### 正文
╔══

联合开发的溢价回收模式在内地面临的最棘手问题是轨道交通建设沿线的土地取得方式约束。《土地法》及国土资源部相关的部门规章规定,对于经营性用地必须通过招标、拍卖或挂牌等方式向社会公开出让国有土地。在对轨道交通沿线土地进行商业物业及住宅开发时,其土地性质自然是属于经营性用地,因此必须通过“招拍挂”的程序,而不能通过协议出让的形式处理。实际上,能够实现联合开发模式的关键是轨道交通建设运营企业能够有较大的自主权选择与之合作的站点周边土地开发企业,并通过协商确定成本分担和利益共享的格局。在目前“招拍挂”制度下,众多房地产开发企业通过竞标获得周边土地开发权,轨道交通建设企业没有这种自主权。成功获得土地开发权的开发企业一次性向城市土地管理部门缴纳土地出让金,而不会与轨道交通建设运营企业有资金往来。

╚══

### 练习题目
- 1) 把条目中从含有“Text: 30: 30 (45, 117, 59, 127)”的那一行起、直到条目末尾的各行排成 Markdown 表格，两列分别为“序号”和“内容”，空行不计。答案中不要放入图片。
- 2) 请接着这段讲轨道交通沿线土地取得方式约束的正文往下写。
这些条目与正文内容毫无关联。

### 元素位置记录
╔══

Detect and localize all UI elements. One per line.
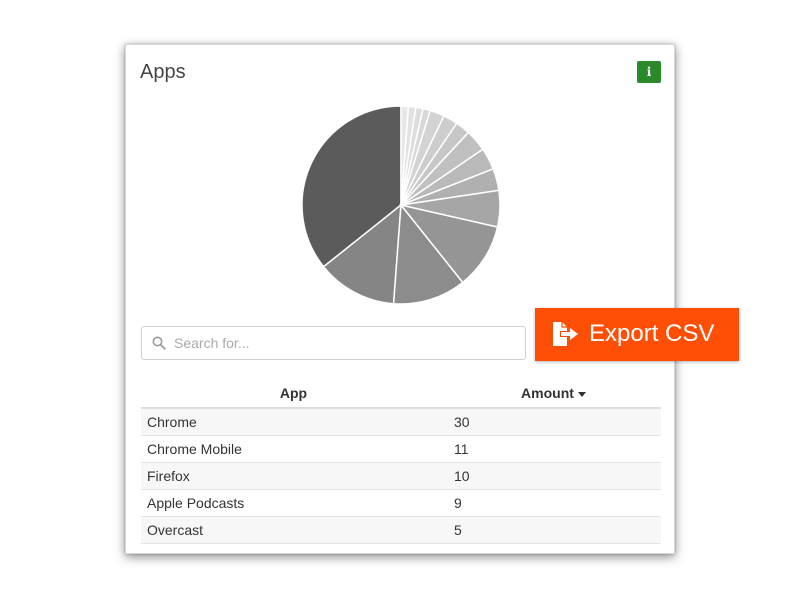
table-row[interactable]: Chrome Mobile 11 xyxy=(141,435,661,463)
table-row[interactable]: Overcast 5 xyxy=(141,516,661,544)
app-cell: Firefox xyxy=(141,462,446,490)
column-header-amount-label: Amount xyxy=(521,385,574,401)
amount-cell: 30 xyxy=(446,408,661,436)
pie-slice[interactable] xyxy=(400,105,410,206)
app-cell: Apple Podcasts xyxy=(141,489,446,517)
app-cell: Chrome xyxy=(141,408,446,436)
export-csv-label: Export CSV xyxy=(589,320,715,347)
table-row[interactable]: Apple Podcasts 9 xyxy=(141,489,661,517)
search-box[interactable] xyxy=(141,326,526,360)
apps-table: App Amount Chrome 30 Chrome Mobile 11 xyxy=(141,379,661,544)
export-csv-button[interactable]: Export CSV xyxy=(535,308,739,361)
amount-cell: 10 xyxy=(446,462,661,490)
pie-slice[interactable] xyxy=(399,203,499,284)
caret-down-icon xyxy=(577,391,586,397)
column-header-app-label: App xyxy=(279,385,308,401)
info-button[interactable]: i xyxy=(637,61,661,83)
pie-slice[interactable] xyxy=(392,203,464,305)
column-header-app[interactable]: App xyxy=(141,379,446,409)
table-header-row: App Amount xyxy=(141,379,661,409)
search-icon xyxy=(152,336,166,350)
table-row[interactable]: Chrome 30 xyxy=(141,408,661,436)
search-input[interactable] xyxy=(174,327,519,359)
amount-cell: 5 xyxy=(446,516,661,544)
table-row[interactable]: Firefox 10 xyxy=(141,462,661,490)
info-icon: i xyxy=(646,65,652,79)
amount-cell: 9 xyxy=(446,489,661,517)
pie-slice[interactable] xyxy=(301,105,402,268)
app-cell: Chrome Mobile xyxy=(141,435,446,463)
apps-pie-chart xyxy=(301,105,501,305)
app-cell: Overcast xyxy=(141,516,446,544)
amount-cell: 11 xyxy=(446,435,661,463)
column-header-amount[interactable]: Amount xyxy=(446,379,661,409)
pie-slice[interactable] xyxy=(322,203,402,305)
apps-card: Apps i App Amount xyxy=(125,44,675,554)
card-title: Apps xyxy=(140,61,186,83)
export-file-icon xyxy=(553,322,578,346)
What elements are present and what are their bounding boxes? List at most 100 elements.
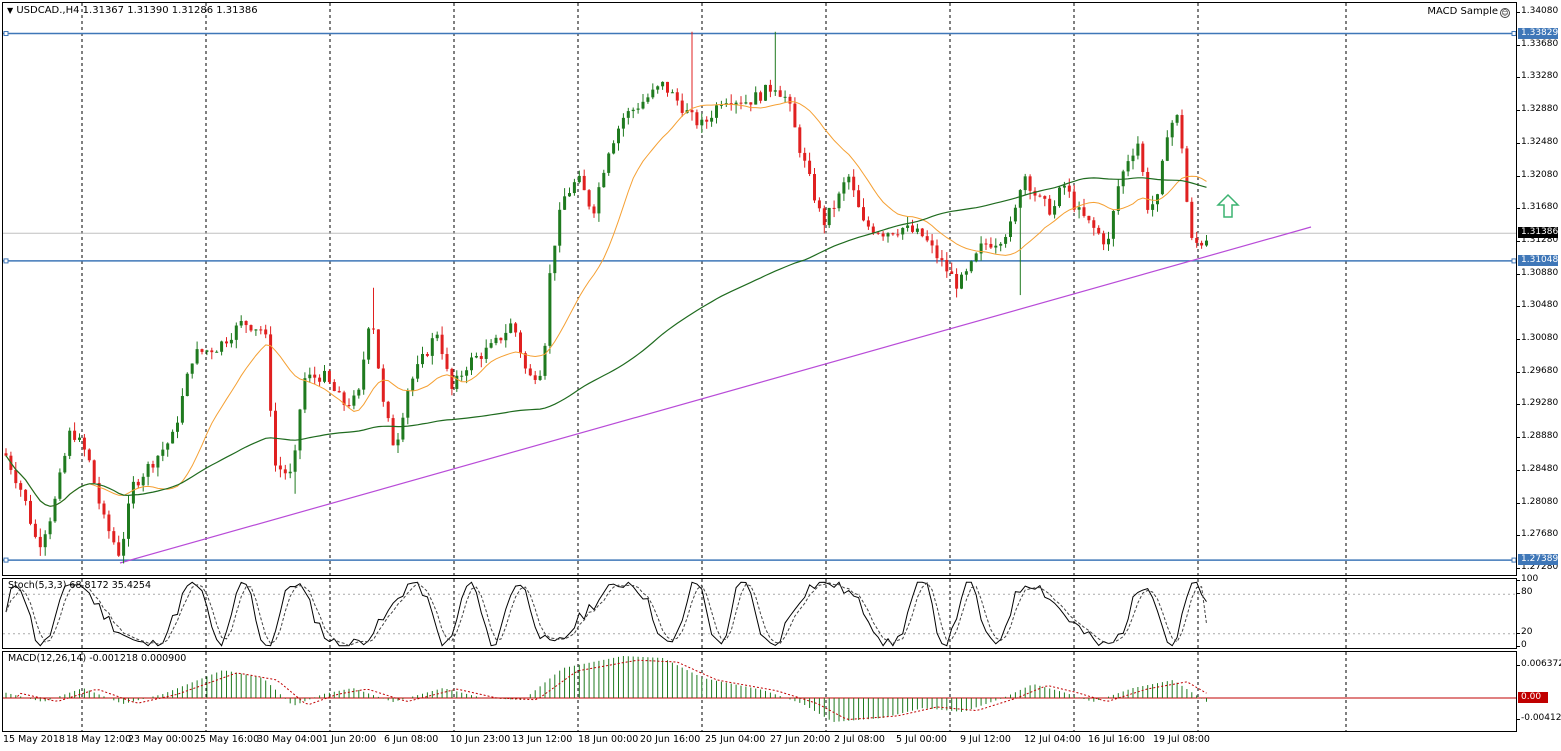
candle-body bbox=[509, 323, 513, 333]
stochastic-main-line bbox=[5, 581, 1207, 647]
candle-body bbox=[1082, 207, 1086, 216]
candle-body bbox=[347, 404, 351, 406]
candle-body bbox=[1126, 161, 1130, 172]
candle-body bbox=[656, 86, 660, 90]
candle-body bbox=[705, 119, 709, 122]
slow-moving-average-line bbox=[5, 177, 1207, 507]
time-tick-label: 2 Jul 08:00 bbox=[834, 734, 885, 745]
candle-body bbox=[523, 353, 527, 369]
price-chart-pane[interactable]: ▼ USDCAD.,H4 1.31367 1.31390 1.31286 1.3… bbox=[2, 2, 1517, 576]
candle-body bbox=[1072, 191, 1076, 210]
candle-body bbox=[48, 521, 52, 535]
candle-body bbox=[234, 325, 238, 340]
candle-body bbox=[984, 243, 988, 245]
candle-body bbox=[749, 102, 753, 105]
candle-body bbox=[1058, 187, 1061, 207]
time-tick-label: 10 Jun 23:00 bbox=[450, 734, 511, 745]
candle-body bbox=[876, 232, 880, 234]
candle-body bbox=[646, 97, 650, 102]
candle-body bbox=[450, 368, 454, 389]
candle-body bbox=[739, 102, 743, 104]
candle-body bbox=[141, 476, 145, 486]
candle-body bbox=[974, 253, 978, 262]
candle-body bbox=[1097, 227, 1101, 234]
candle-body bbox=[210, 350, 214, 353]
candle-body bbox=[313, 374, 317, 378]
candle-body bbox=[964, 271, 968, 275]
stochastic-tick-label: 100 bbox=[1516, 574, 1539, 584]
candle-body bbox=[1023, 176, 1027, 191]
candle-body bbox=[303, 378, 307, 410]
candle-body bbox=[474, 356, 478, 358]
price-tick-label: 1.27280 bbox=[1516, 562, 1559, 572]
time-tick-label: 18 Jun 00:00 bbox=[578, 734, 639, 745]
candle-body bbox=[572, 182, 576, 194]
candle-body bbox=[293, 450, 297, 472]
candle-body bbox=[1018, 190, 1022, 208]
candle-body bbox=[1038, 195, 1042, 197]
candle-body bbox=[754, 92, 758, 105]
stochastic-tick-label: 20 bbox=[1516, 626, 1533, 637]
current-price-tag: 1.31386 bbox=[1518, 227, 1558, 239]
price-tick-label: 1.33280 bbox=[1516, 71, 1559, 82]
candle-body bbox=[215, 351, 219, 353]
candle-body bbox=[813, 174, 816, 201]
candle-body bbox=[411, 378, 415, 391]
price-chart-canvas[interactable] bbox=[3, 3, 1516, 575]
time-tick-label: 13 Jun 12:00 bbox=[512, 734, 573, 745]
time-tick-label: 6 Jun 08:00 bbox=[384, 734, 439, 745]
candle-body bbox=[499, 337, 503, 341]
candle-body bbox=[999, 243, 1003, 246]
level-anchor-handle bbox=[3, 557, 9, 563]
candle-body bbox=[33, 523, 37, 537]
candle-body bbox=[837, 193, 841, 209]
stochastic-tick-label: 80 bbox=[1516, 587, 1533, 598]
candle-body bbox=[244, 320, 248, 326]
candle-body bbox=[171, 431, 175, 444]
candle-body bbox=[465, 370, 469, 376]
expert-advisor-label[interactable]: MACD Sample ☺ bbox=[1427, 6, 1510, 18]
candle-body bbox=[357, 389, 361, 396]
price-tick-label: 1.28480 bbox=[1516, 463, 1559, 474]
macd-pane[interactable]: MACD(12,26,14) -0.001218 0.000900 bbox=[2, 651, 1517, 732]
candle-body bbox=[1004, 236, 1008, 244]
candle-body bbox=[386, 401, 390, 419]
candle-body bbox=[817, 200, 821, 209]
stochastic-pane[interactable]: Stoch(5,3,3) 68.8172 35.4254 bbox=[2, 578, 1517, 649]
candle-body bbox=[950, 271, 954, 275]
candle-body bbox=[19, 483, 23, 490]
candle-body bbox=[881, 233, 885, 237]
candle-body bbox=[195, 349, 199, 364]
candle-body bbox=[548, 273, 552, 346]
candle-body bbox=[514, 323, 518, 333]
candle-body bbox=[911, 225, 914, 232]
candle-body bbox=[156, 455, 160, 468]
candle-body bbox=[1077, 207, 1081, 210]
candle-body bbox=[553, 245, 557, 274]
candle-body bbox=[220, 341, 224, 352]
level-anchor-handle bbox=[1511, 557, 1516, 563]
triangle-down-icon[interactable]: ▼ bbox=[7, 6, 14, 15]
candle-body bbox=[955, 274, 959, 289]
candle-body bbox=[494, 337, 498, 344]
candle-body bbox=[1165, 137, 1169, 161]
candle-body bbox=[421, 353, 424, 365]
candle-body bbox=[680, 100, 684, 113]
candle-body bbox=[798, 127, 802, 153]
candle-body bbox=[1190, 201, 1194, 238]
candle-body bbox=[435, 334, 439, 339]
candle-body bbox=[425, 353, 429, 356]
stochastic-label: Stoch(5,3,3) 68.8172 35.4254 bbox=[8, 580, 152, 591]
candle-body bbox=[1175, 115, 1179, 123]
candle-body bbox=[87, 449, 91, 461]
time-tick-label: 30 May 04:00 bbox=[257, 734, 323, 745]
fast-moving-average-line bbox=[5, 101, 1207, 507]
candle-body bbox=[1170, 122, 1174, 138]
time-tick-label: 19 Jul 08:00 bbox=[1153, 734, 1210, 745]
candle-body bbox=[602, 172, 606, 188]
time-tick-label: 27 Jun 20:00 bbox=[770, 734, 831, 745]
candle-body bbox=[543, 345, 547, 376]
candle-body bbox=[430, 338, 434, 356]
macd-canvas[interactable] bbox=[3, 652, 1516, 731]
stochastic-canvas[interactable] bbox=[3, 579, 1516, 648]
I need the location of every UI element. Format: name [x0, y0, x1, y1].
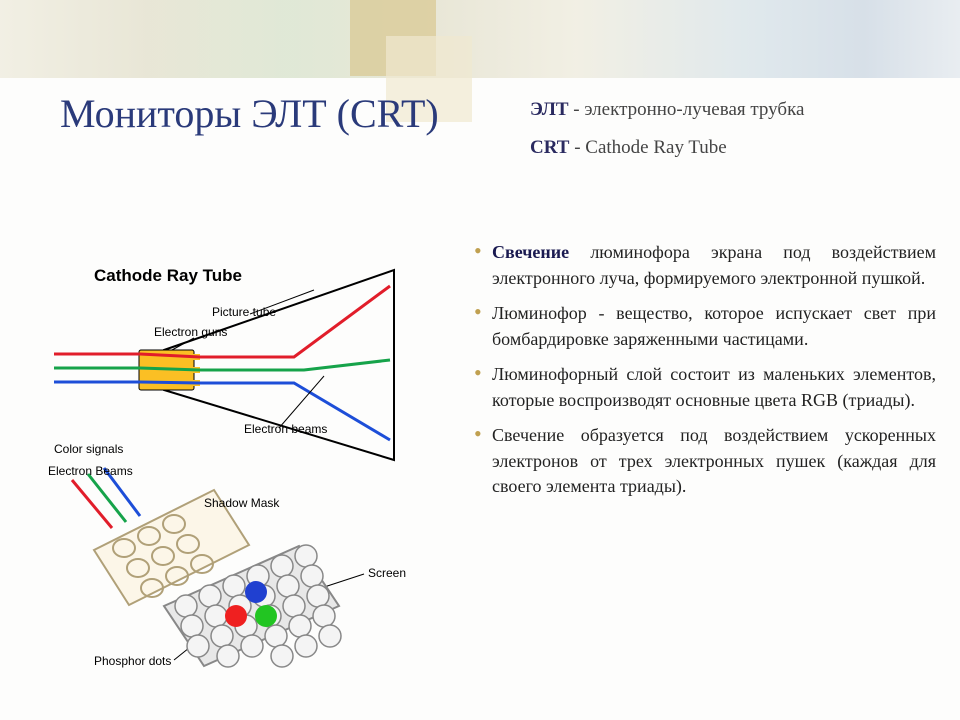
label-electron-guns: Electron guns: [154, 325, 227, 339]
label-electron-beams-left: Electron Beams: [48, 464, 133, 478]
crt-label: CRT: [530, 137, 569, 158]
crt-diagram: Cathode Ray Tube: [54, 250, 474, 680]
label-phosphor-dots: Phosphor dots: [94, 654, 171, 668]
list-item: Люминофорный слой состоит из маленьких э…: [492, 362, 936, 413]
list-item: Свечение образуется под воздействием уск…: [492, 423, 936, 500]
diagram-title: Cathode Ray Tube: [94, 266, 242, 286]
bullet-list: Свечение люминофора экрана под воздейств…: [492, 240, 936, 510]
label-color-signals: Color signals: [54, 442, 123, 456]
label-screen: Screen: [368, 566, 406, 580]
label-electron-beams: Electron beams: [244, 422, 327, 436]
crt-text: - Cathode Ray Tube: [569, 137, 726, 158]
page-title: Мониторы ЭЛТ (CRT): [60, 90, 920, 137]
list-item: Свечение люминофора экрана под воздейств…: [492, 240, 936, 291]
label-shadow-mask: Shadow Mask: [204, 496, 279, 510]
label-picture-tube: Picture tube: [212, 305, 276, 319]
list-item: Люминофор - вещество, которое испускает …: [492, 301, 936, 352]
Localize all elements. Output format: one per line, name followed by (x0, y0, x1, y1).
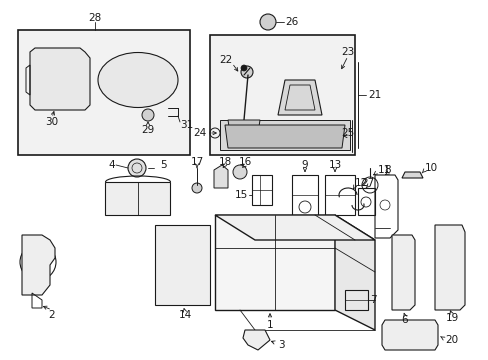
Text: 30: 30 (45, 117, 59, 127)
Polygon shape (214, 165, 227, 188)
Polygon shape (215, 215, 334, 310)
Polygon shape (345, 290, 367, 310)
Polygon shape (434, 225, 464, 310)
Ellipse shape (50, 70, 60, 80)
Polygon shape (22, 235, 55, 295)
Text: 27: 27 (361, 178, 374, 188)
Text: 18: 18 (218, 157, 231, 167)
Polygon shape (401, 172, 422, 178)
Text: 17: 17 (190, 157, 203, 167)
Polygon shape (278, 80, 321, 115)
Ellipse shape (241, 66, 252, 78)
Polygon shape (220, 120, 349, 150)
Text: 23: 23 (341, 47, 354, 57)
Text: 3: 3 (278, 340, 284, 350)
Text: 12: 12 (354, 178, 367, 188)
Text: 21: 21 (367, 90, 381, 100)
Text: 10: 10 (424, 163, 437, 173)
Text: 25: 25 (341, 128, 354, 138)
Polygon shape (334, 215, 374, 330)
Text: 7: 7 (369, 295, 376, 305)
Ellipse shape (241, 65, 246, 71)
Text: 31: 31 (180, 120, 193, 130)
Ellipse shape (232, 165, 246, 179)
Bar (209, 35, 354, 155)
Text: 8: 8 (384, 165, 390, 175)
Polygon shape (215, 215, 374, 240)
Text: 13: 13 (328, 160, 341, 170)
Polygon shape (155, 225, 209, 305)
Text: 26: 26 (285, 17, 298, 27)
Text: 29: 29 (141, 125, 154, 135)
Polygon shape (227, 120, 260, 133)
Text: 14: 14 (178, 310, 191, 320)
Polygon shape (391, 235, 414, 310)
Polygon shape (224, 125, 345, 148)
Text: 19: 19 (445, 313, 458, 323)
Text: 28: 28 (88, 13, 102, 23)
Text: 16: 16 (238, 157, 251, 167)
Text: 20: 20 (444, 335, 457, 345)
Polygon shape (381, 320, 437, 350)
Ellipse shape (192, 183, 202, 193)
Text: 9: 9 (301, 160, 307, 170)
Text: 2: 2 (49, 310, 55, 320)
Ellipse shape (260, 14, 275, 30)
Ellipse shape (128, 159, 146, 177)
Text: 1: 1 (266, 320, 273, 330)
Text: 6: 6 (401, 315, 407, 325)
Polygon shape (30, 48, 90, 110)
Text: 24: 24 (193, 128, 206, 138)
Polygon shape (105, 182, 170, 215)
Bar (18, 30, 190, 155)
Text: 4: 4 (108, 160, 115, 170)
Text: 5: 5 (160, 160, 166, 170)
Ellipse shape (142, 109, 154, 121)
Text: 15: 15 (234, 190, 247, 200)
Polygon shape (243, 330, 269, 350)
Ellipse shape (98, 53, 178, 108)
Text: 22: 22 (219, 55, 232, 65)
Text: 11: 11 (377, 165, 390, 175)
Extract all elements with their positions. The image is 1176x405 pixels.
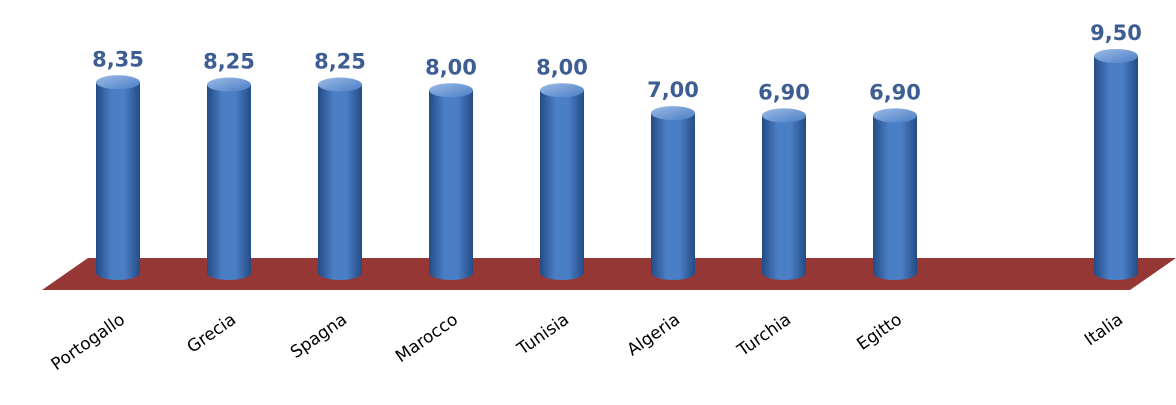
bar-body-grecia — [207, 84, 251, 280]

╚══

### 参考答案
- 1)
| 序号 | 内容 |
|---|---|
| 1 | Text: 30: 30 (45, 117, 59, 127) |
| 2 | Polygon shape (214, 165, 227, 188) |
| 3 | Polygon shape (215, 215, 334, 310) |
| 4 | Polygon shape (345, 290, 367, 310) |
| 5 | Polygon shape (434, 225, 464, 310) |
| 6 | Ellipse shape (50, 70, 60, 80) |
| 7 | Polygon shape (22, 235, 55, 295) |
| 8 | Text: 27: 27 (361, 178, 374, 188) |
| 9 | Text: 18: 18 (218, 157, 231, 167) |
| 10 | Polygon shape (401, 172, 422, 178) |
| 11 | Text: 17: 17 (190, 157, 203, 167) |
| 12 | Polygon shape (278, 80, 321, 115) |
| 13 | Ellipse shape (241, 66, 252, 78) |
| 14 | Polygon shape (220, 120, 349, 150) |
| 15 | Text: 23: 23 (341, 47, 354, 57) |
| 16 | Text: 3: 3 (278, 340, 284, 350) |
| 17 | Text: 12: 12 (354, 178, 367, 188) |
| 18 | Text: 21: 21 (367, 90, 381, 100) |
| 19 | Text: 10: 10 (424, 163, 437, 173) |
| 20 | Text: 25: 25 (341, 128, 354, 138) |
| 21 | Polygon shape (334, 215, 374, 330) |
| 22 | Text: 7: 7 (369, 295, 376, 305) |
| 23 | Ellipse shape (241, 65, 246, 71) |
| 24 | Text: 31: 31 (180, 120, 193, 130) |
| 25 | Ellipse shape (232, 165, 246, 179) |
| 26 | Bar (209, 35, 354, 155) |
| 27 | Text: 8: 8 (384, 165, 390, 175) |
| 28 | Polygon shape (215, 215, 374, 240) |
| 29 | Text: 13: 13 (328, 160, 341, 170) |
| 30 | Polygon shape (155, 225, 209, 305) |
| 31 | Text: 26: 26 (285, 17, 298, 27) |
| 32 | Text: 29: 29 (141, 125, 154, 135) |
| 33 | Polygon shape (227, 120, 260, 133) |
| 34 | Text: 14: 14 (178, 310, 191, 320) |
| 35 | Polygon shape (391, 235, 414, 310) |
| 36 | Polygon shape (224, 125, 345, 148) |
| 37 | Text: 19: 19 (445, 313, 458, 323) |
| 38 | Text: 28: 28 (88, 13, 102, 23) |
| 39 | Text: 16: 16 (238, 157, 251, 167) |
| 40 | Text: 20: 20 (444, 335, 457, 345) |
| 41 | Polygon shape (381, 320, 437, 350) |
| 42 | Ellipse shape (192, 183, 202, 193) |
| 43 | Text: 9: 9 (301, 160, 307, 170) |
| 44 | Text: 2: 2 (49, 310, 55, 320) |
| 45 | Ellipse shape (260, 14, 275, 30) |
| 46 | Ellipse shape (128, 159, 146, 177) |
| 47 | Text: 1: 1 (266, 320, 273, 330) |
| 48 | Text: 6: 6 (401, 315, 407, 325) |
| 49 | Polygon shape (30, 48, 90, 110) |
| 50 | Text: 24: 24 (193, 128, 206, 138) |
| 51 | Polygon shape (105, 182, 170, 215) |
| 52 | Bar (18, 30, 190, 155) |
| 53 | Text: 4: 4 (108, 160, 115, 170) |
| 54 | Text: 5: 5 (160, 160, 166, 170) |
| 55 | Ellipse shape (142, 109, 154, 121) |
| 56 | Text: 15: 15 (234, 190, 247, 200) |
| 57 | Polygon shape (243, 330, 269, 350) |
| 58 | Ellipse shape (98, 53, 178, 108) |
| 59 | Text: 22: 22 (219, 55, 232, 65) |
| 60 | Text: 11: 11 (377, 165, 390, 175) |
| 61 | Extract all elements with their positions. The image is 1176x405 pixels. |
| 62 | bar-body-grecia — [207, 84, 251, 280] |

- 2)
3.2 国内现行溢价回收方式及其问题

尽管上述两种国际上比较常见的溢价回收模式并未在中国内地城市中广泛实行,但轨道交通所带来的土地溢价并非没有被“回收”。实际上,地方政府通过“招拍挂”方式出让已建成、在建或规划的轨道交通站点附近的地块,也实现了溢价回收。只不过是这部分溢价以土地出让金的形式回到地方政府的“左口袋”中,然后地方政府再从“右口袋”中拿出一笔经费来投资建设地铁或补贴地铁运营。那么为什么不把“左口袋”和“右口袋”打通,给地铁建设企业更多的自主空间以促成联合开发模式的实现呢?可能中央和地方政府有如下考虑:第一,轨道交通投资额和带动的土地增值额都是巨大的,在缺乏细致的法律规则、严格的执法程序以及透明的监督机制时,很可能会形成巨大的寻租空间。而目前这种“左右口袋分开”的做法,起码对于一进一出的资金额度是更容易计量和监管的。第二,对于轨道交通所带来的溢价效应到底有多大,哪些是直接效应,哪些是商业繁华度提高等间接效应,尚缺乏公认的精确计量方法。尽管学者进行了大量的研究,但在实证结果上并不完全一致,并且从学术研究成果过渡到实际政策仍然需要谨慎的设计和评估。因此如果实行联合开发,也难以评判地铁建设企业和房地产开发企业的成本分担和利益共享机制是否合理,公共利益是否受到损害。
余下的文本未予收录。